(Data entries)
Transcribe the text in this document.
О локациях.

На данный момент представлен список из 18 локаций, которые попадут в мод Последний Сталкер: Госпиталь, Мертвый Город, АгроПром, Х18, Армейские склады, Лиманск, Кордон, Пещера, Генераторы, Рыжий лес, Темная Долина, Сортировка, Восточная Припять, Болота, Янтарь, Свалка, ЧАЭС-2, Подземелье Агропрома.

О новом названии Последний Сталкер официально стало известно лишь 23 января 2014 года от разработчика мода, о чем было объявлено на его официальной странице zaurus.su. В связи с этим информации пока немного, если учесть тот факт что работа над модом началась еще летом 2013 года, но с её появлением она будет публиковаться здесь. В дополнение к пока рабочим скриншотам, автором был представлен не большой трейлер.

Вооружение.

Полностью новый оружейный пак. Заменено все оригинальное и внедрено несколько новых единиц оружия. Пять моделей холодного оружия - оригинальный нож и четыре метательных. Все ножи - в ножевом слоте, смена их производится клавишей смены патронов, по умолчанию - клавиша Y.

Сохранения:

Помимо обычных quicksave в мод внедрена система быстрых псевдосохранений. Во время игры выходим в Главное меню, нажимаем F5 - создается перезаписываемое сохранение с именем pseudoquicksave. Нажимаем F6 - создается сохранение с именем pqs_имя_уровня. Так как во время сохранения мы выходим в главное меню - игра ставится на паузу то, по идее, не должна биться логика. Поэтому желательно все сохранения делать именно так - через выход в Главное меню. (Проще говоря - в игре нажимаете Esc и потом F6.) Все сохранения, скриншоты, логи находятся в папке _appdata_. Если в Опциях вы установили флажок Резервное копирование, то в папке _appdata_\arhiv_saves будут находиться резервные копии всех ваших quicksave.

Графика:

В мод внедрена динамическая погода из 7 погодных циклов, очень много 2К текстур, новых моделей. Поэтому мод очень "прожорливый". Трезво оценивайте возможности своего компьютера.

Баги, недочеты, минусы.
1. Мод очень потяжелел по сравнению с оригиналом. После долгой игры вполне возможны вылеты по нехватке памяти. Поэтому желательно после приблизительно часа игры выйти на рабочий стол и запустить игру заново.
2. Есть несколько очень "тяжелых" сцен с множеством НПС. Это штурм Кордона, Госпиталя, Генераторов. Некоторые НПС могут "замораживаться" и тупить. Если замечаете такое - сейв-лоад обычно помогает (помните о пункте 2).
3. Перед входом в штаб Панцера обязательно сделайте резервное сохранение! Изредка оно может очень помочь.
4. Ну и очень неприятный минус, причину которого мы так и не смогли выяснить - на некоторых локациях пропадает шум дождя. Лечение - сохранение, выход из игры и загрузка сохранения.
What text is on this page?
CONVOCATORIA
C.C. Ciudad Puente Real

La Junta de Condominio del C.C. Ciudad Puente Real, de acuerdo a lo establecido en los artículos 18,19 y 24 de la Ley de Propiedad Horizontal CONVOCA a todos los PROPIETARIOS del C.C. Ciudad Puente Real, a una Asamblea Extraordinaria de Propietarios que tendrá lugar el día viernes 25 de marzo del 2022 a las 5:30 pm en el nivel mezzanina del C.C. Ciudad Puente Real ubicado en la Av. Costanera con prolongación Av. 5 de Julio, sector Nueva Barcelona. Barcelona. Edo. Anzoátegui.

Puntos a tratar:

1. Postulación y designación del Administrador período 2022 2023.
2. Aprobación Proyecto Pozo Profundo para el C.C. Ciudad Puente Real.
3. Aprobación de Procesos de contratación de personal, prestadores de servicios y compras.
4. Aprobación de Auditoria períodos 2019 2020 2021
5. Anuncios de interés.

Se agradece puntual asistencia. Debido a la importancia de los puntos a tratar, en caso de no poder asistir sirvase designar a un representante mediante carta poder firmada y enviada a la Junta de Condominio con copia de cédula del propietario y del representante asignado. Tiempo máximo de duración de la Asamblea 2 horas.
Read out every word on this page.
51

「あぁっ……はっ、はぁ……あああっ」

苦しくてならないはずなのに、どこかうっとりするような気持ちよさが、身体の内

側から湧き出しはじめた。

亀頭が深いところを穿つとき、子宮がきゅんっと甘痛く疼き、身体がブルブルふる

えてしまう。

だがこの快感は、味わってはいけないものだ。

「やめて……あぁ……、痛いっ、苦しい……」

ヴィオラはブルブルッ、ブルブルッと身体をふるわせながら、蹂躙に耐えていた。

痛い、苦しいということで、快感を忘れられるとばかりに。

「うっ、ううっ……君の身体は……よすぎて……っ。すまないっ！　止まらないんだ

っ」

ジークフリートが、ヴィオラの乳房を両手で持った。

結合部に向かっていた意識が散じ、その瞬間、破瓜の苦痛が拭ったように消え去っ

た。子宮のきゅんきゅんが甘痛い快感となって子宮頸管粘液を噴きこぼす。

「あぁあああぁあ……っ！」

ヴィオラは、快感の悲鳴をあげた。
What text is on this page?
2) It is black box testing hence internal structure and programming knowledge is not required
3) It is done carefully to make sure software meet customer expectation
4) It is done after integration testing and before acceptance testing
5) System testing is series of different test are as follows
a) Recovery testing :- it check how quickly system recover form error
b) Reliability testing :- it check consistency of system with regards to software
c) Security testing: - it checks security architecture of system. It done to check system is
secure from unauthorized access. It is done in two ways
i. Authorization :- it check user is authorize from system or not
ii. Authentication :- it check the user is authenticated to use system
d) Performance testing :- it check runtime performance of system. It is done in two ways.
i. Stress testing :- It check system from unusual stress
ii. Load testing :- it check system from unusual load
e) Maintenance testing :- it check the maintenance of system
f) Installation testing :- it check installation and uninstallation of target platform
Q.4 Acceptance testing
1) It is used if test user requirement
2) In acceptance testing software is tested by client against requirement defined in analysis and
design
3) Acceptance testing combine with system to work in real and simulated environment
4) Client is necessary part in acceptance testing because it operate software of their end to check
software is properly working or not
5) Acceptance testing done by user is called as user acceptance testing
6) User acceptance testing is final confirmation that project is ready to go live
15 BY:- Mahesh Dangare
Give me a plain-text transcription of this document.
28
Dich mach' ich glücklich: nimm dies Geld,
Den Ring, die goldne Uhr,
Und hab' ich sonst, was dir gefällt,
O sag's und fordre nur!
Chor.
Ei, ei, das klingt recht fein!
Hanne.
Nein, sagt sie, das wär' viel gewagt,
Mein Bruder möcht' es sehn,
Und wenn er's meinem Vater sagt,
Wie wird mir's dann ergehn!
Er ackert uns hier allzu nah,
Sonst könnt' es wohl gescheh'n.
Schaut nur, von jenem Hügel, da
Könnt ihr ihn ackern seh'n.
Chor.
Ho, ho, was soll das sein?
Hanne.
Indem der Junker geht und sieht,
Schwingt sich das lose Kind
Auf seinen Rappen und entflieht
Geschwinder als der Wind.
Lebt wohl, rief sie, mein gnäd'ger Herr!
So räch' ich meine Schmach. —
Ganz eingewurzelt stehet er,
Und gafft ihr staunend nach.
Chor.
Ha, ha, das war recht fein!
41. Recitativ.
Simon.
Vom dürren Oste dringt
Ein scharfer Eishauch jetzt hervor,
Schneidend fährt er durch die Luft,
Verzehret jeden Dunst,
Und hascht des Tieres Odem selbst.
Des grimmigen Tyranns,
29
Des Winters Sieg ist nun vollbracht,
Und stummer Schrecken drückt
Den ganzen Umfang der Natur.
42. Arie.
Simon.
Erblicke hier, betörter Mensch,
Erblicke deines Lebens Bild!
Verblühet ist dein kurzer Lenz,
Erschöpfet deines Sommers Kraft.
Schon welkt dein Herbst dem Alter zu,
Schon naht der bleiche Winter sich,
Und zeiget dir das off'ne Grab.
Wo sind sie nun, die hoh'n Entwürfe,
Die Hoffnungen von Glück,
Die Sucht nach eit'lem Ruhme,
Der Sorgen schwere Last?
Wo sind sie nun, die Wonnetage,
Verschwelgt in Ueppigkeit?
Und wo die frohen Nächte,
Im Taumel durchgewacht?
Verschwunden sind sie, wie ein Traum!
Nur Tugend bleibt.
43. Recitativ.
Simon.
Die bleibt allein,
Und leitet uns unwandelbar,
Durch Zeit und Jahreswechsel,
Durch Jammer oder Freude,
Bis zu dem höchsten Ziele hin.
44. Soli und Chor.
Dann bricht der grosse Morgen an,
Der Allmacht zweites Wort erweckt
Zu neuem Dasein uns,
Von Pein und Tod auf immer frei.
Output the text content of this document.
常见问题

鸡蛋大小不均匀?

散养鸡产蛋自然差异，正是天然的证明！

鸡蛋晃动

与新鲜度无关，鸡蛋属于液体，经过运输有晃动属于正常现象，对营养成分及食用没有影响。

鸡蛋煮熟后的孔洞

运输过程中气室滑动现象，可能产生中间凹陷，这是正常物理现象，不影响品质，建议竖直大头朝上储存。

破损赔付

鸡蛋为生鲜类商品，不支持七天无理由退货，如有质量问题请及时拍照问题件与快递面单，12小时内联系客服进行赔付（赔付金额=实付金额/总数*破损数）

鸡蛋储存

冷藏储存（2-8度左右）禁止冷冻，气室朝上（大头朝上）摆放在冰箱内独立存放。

__GIVEN EXERCISE__.
Give every line of the material that includes the string "recht".

__IN RESPONSE__.
Ei, ei, das klingt recht fein!
Ha, ha, das war recht fein!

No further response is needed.